◆ INSTRUCTIONS FOR THE TASK
Check each line of the data below for the word "ওচৰত", then extract the ones that have it.

◆ GIVEN RECORDS
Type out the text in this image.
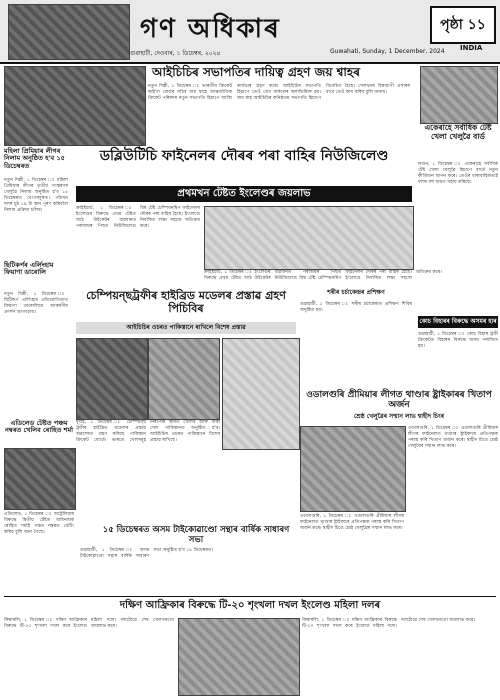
গণ অধিকাৰ
গুৱাহাটী, দেওবাৰ, ১ ডিচেম্বৰ, ২০২৪	Guwahati, Sunday, 1 December, 2024
পৃষ্ঠা ১১
INDIA
আইচিচিৰ সভাপতিৰ দায়িত্ব গ্ৰহণ জয় শ্বাহৰ
নতুন দিল্লী, ১ ডিচেম্বৰ ঃ ভাৰতীয় ক্ৰিকেট কন্ট্ৰ'ল বোৰ্ডৰ সচিব জয় শ্বাহে আন্তৰ্জাতিক ক্ৰিকেট পৰিষদৰ নতুন সভাপতি হিচাপে আজি কাৰ্যভাৰ গ্ৰহণ কৰে। আইচিচিৰ সভাপতি হিচাপে তেওঁ গ্ৰেগ বাৰ্কলেৰ স্থলাভিষিক্ত হয়। জয় শ্বাহ আইচিচিৰ কনিষ্ঠতম সভাপতি হিচাপে বিবেচিত হৈছে। খেলখনৰ বিশ্বব্যাপী প্ৰসাৰৰ বাবে তেওঁ কাম কৰিব বুলি জনায়।
মহিলা প্ৰিমিয়াৰ লীগৰ নিলাম অনুষ্ঠিত হ'ব ১৫ ডিচেম্বৰত
নতুন দিল্লী, ১ ডিচেম্বৰ ঃ মহিলা প্ৰিমিয়াৰ লীগৰ তৃতীয় সংস্কৰণৰ খেলুৱৈ নিলাম অনুষ্ঠিত হ'ব ১৫ ডিচেম্বৰত বেংগালুৰুত। পাঁচখন দলৰ মুঠ ১৯ টা স্থান পূৰণ কৰিবলৈ নিলাম প্ৰক্ৰিয়া চলিব।
ডব্লিউটিচি ফাইনেলৰ দৌৰৰ পৰা বাহিৰ নিউজিলেণ্ড
প্ৰথমখন টেষ্টত ইংলেণ্ডৰ জয়লাভ
ক্ৰাইষ্টচাৰ্চ, ১ ডিচেম্বৰ ঃ ইংলেণ্ডৰ বিৰুদ্ধে প্ৰথম টেষ্টত আঠ উইকেটৰ ব্যৱধানত পৰাজয়ৰ পিছত নিউজিলেণ্ড বিশ্ব টেষ্ট চেম্পিয়নশ্বিপ ফাইনেলৰ দৌৰৰ পৰা বাহিৰ হৈছে। ইংলেণ্ডে নিৰ্ধাৰিত লক্ষ্য সহজে অতিক্ৰম কৰে।
ক্ৰাইষ্টচাৰ্চ, ১ ডিচেম্বৰ ঃ ইংলেণ্ডৰ বিৰুদ্ধে প্ৰথম টেষ্টত আঠ উইকেটৰ ব্যৱধানত পৰাজয়ৰ পিছত নিউজিলেণ্ড বিশ্ব টেষ্ট চেম্পিয়নশ্বিপ ফাইনেলৰ দৌৰৰ পৰা বাহিৰ হৈছে। ইংলেণ্ডে নিৰ্ধাৰিত লক্ষ্য সহজে অতিক্ৰম কৰে।
একেৰাহে সৰ্বাধিক টেষ্ট খেলা খেলুৱৈ বাৰ্ড
লণ্ডন, ১ ডিচেম্বৰ ঃ একেৰাহে সৰ্বাধিক টেষ্ট খেলা খেলুৱৈ হিচাপে বাৰ্ডে নতুন কীৰ্তিমান স্থাপন কৰে। তেওঁৰ ধাৰাবাহিকতাই দলক বহু জয়ত সহায় কৰিছে।
ছিটিকৰ্পৰ এৰ্লিংহাম ফিয়াণা ডাৰোলি
নতুন দিল্লী, ১ ডিচেম্বৰ ঃ ছিটিকৰ্প এৰ্লিংহাম প্ৰতিযোগিতাত ফিয়াণা ডাৰোলিয়ে আকৰ্ষণীয় প্ৰদৰ্শন আগবঢ়ায়।
চেম্পিয়ন্ছট্ৰফীৰ হাইব্ৰিড মডেলৰ প্ৰস্তাৱ গ্ৰহণ পিচিবিৰ
আইচিচিৰ ওচৰত পাকিস্তানে ৰাখিলে বিশেষ প্ৰস্তাৱ
দুবাই, ১ ডিচেম্বৰ ঃ চেম্পিয়ন্ছ ট্ৰফীৰ হাইব্ৰিড মডেলৰ প্ৰস্তাৱ অৱশেষত গ্ৰহণ কৰিছে পাকিস্তান ক্ৰিকেট বোৰ্ডে। ভাৰতে খেলসমূহ নিৰপেক্ষ স্থানত খেলিব আৰু বাকী খেল পাকিস্তানত অনুষ্ঠিত হ'ব। আইচিচিৰ ওচৰত পাকিস্তানে বিশেষ প্ৰস্তাৱ ৰাখিছে।
শৰীৰ চৰ্চাকেন্দ্ৰৰ প্ৰশিক্ষণ
গুৱাহাটী, ১ ডিচেম্বৰ ঃ শৰীৰ চৰ্চাকেন্দ্ৰত প্ৰশিক্ষণ শিবিৰ অনুষ্ঠিত হয়।
কোচ বিহাৰৰ বিৰুদ্ধে অসমৰ হাৰ
গুৱাহাটী, ১ ডিচেম্বৰ ঃ কোচ বিহাৰ ট্ৰফী ক্ৰিকেটত বিহাৰৰ বিৰুদ্ধে অসম পৰাজিত হয়।
ওডালগুৰি প্ৰীমিয়াৰ লীগত থাণ্ডাৰ ষ্ট্ৰাইকাৰৰ খিতাপ অৰ্জন
শ্ৰেষ্ঠ খেলুৱৈৰ সন্মান লাভ শ্বাহীদ চিংৰ
ওডালগুৰি, ১ ডিচেম্বৰ ঃ ওডালগুৰি প্ৰীমিয়াৰ লীগৰ ফাইনেলত থাণ্ডাৰ ষ্ট্ৰাইকাৰে প্ৰতিপক্ষক পৰাস্ত কৰি খিতাপ অৰ্জন কৰে। শ্বাহীদ চিঙে শ্ৰেষ্ঠ খেলুৱৈৰ সন্মান লাভ কৰে।
এডিলেড টেষ্টত পঞ্চম নম্বৰত খেলিব ৰোহিত শৰ্মা
এডিলেড, ১ ডিচেম্বৰ ঃ অষ্ট্ৰেলিয়াৰ বিৰুদ্ধে দ্বিতীয় টেষ্টত অধিনায়ক ৰোহিত শৰ্মাই পঞ্চম নম্বৰত বেটিং কৰিব বুলি জনা গৈছে।	১৫ ডিচেম্বৰত অসম টাইকোৱাণ্ডো সন্থাৰ বাৰ্ষিক সাধাৰণ সভা
গুৱাহাটী, ১ ডিচেম্বৰ ঃ অসম টাইকোৱাণ্ডো সন্থাৰ বাৰ্ষিক সাধাৰণ সভা অনুষ্ঠিত হ'ব ১৫ ডিচেম্বৰত।
ওডালগুৰি, ১ ডিচেম্বৰ ঃ ওডালগুৰি প্ৰীমিয়াৰ লীগৰ ফাইনেলত থাণ্ডাৰ ষ্ট্ৰাইকাৰে প্ৰতিপক্ষক পৰাস্ত কৰি খিতাপ অৰ্জন কৰে। শ্বাহীদ চিঙে শ্ৰেষ্ঠ খেলুৱৈৰ সন্মান লাভ কৰে।
দক্ষিণ আফ্ৰিকাৰ বিৰুদ্ধে টি-২০ শৃংখলা দখল ইংলেণ্ড মহিলা দলৰ
কিম্বাৰলি, ১ ডিচেম্বৰ ঃ দক্ষিণ আফ্ৰিকাৰ বিৰুদ্ধে টি-২০ শৃংখলা দখল কৰে ইংলেণ্ড মহিলা দলে। দলটোৱে শেষ খেলখনতো জয়লাভ কৰে।
কিম্বাৰলি, ১ ডিচেম্বৰ ঃ দক্ষিণ আফ্ৰিকাৰ বিৰুদ্ধে টি-২০ শৃংখলা দখল কৰে ইংলেণ্ড মহিলা দলে। দলটোৱে শেষ খেলখনতো জয়লাভ কৰে।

◆ RESULT OF THIS TASK
আইচিচিৰ ওচৰত পাকিস্তানে ৰাখিলে বিশেষ প্ৰস্তাৱ
দুবাই, ১ ডিচেম্বৰ ঃ চেম্পিয়ন্ছ ট্ৰফীৰ হাইব্ৰিড মডেলৰ প্ৰস্তাৱ অৱশেষত গ্ৰহণ কৰিছে পাকিস্তান ক্ৰিকেট বোৰ্ডে। ভাৰতে খেলসমূহ নিৰপেক্ষ স্থানত খেলিব আৰু বাকী খেল পাকিস্তানত অনুষ্ঠিত হ'ব। আইচিচিৰ ওচৰত পাকিস্তানে বিশেষ প্ৰস্তাৱ ৰাখিছে।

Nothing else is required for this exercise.